Text segment –
*****

6 MIBA artists have won the top awards in the large, national juried Indian art markets; while competing with hundreds of other Native American Artists for prizes.
7 MIBA’s marketing efforts help provide sustainable income for tribal families, many of whom live in rural disadvantaged areas of Maine.
8 Tribal basket makers earning income through the sales of baskets is historic, dating back 200 years at the Maine coast.
9 Many of these baskets are made from brown ash, birch, or cedar. The logs are pounded with the blunt side of an ax to release the growth rings into long splints that can be further processed into basketry materials.
10 These are some tools of the trade.
11 Vera Longtoe Sheehan specializes in twined bags and baskets.
12 Twined baskets, bags, and containers predate the ash splint baskets. It is the oldest method of basketmaking known in the North Eastern United States.
13 Gabriel Frey is a twelfth generation Passamaquoddy basket maker.
14 Gabriel specializes in sturdy pack baskets, market and utility baskets, and is one of the few basket makers making full size baby cradles.
15 Gabriel carries on the tradition, high quality and style of his grandfather who taught him, while incorporating his own individual aesthetic, forms, and decorative weaves.

*****

Document understanding data
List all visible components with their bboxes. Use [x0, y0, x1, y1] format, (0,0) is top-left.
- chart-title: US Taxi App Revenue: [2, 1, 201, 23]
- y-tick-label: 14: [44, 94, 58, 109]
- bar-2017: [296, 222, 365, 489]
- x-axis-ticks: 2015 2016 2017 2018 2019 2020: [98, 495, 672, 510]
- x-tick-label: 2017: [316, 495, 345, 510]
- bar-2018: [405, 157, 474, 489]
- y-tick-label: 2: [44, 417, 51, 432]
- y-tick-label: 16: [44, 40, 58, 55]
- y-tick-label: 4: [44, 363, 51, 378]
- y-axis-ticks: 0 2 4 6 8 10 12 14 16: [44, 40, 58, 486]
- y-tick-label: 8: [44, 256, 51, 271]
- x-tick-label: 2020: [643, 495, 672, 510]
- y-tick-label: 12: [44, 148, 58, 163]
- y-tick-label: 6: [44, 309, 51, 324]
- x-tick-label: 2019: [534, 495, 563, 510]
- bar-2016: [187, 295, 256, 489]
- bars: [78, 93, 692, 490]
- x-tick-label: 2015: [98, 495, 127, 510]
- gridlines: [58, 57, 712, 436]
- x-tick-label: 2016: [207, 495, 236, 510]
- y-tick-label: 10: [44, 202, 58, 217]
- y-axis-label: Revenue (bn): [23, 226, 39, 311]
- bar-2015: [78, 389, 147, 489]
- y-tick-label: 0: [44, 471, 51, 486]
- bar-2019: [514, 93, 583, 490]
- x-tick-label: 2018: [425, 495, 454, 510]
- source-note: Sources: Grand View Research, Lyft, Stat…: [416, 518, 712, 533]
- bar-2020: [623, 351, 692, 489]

*****

What you need to do –
1 - According to the basketry text, how far back does the practice of tribal basket makers earning income from basket sales date on the Maine coast?
2 - From the basketry text, reproduce everything from "7 MIBA’s marketing" down to "the Maine coast.".

Answers for the tasks –
1 - It dates back 200 years.

2 -
7 MIBA’s marketing efforts help provide sustainable income for tribal families, many of whom live in rural disadvantaged areas of Maine.
8 Tribal basket makers earning income through the sales of baskets is historic, dating back 200 years at the Maine coast.